Available data:
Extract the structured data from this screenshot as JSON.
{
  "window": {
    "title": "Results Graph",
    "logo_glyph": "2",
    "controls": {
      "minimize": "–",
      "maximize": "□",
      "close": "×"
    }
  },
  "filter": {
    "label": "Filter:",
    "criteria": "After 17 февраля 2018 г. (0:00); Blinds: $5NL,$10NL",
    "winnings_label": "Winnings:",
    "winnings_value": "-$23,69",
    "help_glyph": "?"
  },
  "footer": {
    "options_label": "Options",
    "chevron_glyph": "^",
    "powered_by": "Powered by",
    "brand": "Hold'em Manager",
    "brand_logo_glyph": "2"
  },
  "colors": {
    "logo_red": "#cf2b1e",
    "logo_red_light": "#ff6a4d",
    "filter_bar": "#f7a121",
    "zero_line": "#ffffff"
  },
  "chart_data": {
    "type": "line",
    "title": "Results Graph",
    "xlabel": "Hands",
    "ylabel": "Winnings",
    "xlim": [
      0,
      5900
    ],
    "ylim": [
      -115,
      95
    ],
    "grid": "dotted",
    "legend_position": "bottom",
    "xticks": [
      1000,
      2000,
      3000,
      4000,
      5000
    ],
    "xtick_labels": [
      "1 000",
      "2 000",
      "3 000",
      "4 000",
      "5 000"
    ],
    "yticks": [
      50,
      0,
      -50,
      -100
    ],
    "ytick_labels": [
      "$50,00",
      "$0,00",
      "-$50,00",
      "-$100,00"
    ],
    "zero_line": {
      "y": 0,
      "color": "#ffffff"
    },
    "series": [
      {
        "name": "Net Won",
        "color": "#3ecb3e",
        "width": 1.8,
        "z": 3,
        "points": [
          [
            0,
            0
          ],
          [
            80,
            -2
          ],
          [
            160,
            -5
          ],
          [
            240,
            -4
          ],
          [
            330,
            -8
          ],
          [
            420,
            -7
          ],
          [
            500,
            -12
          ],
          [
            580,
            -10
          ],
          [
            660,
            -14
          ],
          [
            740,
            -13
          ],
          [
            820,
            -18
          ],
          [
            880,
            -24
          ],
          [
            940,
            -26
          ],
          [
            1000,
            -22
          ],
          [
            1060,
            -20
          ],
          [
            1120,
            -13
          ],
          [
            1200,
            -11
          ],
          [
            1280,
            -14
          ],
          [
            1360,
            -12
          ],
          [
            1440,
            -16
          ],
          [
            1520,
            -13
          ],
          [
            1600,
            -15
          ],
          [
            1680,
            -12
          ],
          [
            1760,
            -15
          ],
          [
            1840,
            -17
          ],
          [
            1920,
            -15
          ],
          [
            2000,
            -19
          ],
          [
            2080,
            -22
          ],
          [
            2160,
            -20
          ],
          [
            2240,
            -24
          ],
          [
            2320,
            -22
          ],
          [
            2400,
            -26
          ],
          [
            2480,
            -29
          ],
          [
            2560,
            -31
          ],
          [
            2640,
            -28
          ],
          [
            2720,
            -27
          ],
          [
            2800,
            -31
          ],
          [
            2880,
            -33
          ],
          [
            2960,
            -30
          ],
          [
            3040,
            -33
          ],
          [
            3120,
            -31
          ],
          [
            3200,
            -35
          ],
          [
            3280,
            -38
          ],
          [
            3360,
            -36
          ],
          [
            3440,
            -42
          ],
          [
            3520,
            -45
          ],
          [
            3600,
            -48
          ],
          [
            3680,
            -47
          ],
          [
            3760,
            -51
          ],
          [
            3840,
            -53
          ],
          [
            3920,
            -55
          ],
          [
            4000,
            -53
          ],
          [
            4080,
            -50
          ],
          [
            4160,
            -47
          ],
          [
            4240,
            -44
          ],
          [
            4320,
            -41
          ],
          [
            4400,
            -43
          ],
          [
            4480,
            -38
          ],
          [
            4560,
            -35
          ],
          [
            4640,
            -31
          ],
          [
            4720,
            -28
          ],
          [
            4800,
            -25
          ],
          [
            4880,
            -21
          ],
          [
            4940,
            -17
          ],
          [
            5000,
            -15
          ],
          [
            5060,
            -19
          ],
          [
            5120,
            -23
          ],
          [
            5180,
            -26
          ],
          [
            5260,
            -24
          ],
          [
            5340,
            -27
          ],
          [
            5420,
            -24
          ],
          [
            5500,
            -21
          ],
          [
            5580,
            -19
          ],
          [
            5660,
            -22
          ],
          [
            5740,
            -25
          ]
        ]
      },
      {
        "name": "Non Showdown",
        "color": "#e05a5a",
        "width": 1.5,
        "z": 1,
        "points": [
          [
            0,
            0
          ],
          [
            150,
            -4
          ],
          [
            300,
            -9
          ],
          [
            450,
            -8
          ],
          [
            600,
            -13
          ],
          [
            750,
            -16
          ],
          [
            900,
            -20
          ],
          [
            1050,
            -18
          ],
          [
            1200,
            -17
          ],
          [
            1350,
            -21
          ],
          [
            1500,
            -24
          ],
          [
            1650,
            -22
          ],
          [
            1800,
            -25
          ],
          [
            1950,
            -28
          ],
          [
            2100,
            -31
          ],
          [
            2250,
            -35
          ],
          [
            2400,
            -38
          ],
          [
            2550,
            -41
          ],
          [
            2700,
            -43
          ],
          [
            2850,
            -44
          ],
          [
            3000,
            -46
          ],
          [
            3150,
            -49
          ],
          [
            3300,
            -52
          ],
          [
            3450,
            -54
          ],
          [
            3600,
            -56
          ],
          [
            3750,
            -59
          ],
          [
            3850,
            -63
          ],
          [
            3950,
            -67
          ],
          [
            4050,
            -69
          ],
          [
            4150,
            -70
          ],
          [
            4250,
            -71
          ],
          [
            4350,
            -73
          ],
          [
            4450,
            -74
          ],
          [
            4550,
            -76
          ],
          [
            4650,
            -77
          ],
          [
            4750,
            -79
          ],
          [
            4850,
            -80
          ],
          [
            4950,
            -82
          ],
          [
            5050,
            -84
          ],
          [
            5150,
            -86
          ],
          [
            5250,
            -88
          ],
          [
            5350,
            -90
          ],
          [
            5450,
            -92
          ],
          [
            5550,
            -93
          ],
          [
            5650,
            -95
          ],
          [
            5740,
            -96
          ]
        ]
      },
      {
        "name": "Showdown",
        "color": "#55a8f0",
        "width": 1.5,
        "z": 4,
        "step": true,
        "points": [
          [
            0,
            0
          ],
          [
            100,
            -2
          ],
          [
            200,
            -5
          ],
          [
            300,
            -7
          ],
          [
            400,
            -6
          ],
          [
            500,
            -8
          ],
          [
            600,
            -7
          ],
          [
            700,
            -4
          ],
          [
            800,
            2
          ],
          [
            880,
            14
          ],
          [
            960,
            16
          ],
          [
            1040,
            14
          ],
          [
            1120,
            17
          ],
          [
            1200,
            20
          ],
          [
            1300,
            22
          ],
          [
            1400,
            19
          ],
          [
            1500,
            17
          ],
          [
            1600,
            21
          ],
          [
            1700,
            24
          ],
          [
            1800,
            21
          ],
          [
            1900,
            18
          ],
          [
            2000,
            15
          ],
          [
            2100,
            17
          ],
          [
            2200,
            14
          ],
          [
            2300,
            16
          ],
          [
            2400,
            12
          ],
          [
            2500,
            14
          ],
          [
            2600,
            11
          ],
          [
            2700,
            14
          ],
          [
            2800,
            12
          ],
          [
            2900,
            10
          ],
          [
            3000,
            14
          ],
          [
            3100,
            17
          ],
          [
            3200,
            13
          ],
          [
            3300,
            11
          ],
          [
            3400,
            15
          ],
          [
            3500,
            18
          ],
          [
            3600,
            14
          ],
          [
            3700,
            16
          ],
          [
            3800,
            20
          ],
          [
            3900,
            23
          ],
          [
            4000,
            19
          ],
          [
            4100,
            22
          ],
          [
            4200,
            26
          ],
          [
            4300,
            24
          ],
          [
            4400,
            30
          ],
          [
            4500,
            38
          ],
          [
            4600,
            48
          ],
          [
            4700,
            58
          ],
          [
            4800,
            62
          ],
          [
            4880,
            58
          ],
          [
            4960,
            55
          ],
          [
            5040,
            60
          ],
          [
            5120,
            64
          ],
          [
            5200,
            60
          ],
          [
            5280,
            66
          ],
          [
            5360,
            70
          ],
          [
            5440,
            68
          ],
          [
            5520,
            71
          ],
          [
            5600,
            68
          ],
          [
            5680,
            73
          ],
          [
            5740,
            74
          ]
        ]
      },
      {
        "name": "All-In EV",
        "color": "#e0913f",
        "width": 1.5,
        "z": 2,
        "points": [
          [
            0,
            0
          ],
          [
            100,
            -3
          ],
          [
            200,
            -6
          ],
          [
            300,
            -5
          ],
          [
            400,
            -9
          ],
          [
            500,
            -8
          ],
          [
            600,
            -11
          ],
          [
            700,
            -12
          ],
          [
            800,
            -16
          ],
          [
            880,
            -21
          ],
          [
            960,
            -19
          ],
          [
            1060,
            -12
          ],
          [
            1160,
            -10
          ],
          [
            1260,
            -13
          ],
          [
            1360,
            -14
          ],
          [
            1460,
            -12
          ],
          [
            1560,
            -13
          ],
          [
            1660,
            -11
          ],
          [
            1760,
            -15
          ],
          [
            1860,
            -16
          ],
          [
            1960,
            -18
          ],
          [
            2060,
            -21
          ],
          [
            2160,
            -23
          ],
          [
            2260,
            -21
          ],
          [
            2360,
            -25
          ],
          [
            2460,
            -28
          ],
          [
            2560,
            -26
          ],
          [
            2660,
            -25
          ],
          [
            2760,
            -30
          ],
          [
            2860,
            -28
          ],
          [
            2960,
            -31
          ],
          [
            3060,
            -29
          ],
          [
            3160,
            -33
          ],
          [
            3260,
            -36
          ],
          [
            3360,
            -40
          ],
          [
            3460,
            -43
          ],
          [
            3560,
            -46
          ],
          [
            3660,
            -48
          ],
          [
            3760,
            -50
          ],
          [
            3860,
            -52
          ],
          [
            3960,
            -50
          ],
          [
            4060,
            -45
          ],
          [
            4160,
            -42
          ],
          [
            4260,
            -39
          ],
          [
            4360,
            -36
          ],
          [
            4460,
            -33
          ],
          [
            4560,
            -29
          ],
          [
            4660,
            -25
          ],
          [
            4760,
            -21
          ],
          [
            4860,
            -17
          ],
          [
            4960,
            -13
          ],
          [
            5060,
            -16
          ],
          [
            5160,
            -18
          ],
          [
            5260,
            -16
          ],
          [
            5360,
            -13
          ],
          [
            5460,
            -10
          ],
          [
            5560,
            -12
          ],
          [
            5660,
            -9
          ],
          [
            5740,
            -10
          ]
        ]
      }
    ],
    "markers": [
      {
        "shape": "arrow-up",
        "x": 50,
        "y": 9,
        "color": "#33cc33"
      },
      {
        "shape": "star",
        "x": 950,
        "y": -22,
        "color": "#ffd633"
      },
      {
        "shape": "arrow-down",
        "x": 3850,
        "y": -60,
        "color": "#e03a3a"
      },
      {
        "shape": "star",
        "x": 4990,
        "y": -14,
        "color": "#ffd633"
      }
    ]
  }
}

Given request: Identify the lines of the entries containing the string "shape". Copy each such line.

Solved exercise:
        "shape": "arrow-up",
        "shape": "star",
        "shape": "arrow-down",
        "shape": "star",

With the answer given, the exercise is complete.